— Recorded information —
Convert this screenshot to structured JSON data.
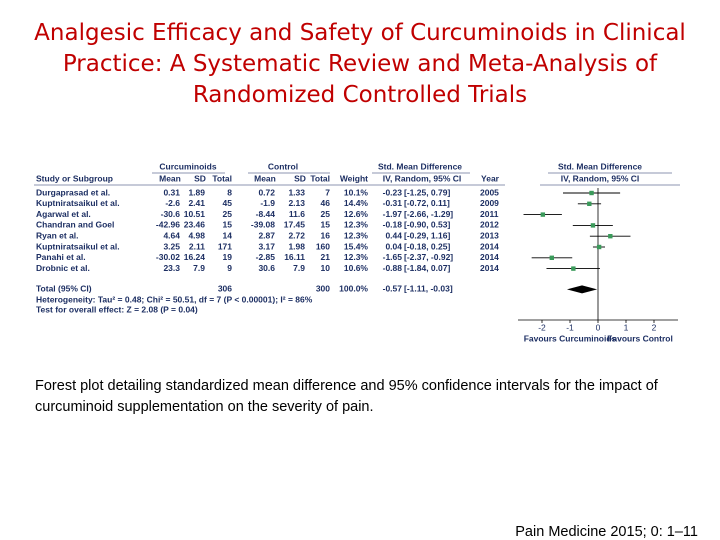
{
  "title": "Analgesic Efficacy and Safety of Curcuminoids in Clinical Practice: A Systematic Review and Meta-Analysis of Randomized Controlled Trials",
  "forest": {
    "group_headers": {
      "treatment": "Curcuminoids",
      "control": "Control",
      "effect": "Std. Mean Difference",
      "plot": "Std. Mean Difference"
    },
    "columns": [
      "Study or Subgroup",
      "Mean",
      "SD",
      "Total",
      "Mean",
      "SD",
      "Total",
      "Weight",
      "IV, Random, 95% CI",
      "Year",
      "IV, Random, 95% CI"
    ],
    "rows": [
      {
        "study": "Durgaprasad et al.",
        "m1": 0.31,
        "sd1": 1.89,
        "n1": 8,
        "m2": 0.72,
        "sd2": 1.33,
        "n2": 7,
        "weight": "10.1%",
        "smd": -0.23,
        "ci": [
          -1.25,
          0.79
        ],
        "ci_label": "[-1.25, 0.79]",
        "year": 2005
      },
      {
        "study": "Kuptniratsaikul et al.",
        "m1": -2.6,
        "sd1": 2.41,
        "n1": 45,
        "m2": -1.9,
        "sd2": 2.13,
        "n2": 46,
        "weight": "14.4%",
        "smd": -0.31,
        "ci": [
          -0.72,
          0.11
        ],
        "ci_label": "[-0.72, 0.11]",
        "year": 2009
      },
      {
        "study": "Agarwal et al.",
        "m1": -30.6,
        "sd1": 10.51,
        "n1": 25,
        "m2": -8.44,
        "sd2": 11.6,
        "n2": 25,
        "weight": "12.6%",
        "smd": -1.97,
        "ci": [
          -2.66,
          -1.29
        ],
        "ci_label": "[-2.66, -1.29]",
        "year": 2011
      },
      {
        "study": "Chandran and Goel",
        "m1": -42.96,
        "sd1": 23.46,
        "n1": 15,
        "m2": -39.08,
        "sd2": 17.45,
        "n2": 15,
        "weight": "12.3%",
        "smd": -0.18,
        "ci": [
          -0.9,
          0.53
        ],
        "ci_label": "[-0.90, 0.53]",
        "year": 2012
      },
      {
        "study": "Ryan et al.",
        "m1": 4.64,
        "sd1": 4.98,
        "n1": 14,
        "m2": 2.87,
        "sd2": 2.72,
        "n2": 16,
        "weight": "12.3%",
        "smd": 0.44,
        "ci": [
          -0.29,
          1.16
        ],
        "ci_label": "[-0.29, 1.16]",
        "year": 2013
      },
      {
        "study": "Kuptniratsaikul et al.",
        "m1": 3.25,
        "sd1": 2.11,
        "n1": 171,
        "m2": 3.17,
        "sd2": 1.98,
        "n2": 160,
        "weight": "15.4%",
        "smd": 0.04,
        "ci": [
          -0.18,
          0.25
        ],
        "ci_label": "[-0.18, 0.25]",
        "year": 2014
      },
      {
        "study": "Panahi et al.",
        "m1": -30.02,
        "sd1": 16.24,
        "n1": 19,
        "m2": -2.85,
        "sd2": 16.11,
        "n2": 21,
        "weight": "12.3%",
        "smd": -1.65,
        "ci": [
          -2.37,
          -0.92
        ],
        "ci_label": "[-2.37, -0.92]",
        "year": 2014
      },
      {
        "study": "Drobnic et al.",
        "m1": 23.3,
        "sd1": 7.9,
        "n1": 9,
        "m2": 30.6,
        "sd2": 7.9,
        "n2": 10,
        "weight": "10.6%",
        "smd": -0.88,
        "ci": [
          -1.84,
          0.07
        ],
        "ci_label": "[-1.84, 0.07]",
        "year": 2014
      }
    ],
    "total": {
      "study": "Total (95% CI)",
      "n1": 306,
      "n2": 300,
      "weight": "100.0%",
      "smd": -0.57,
      "ci": [
        -1.11,
        -0.03
      ],
      "ci_label": "[-1.11, -0.03]"
    },
    "heterogeneity": "Heterogeneity: Tau² = 0.48; Chi² = 50.51, df = 7 (P < 0.00001); I² = 86%",
    "overall": "Test for overall effect: Z = 2.08 (P = 0.04)",
    "axis": {
      "xlim": [
        -3,
        3
      ],
      "ticks": [
        -2,
        -1,
        0,
        1,
        2
      ]
    },
    "favours_left": "Favours Curcuminoids",
    "favours_right": "Favours Control"
  },
  "caption": "Forest plot detailing standardized mean difference and 95% confidence intervals for the impact of curcuminoid supplementation on the severity of pain.",
  "citation": "Pain Medicine 2015; 0: 1–11"
}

— What is needed —
Copy out every line in the entries above that holds "Favours".

— Answer to the task —
    "favours_left": "Favours Curcuminoids",
    "favours_right": "Favours Control"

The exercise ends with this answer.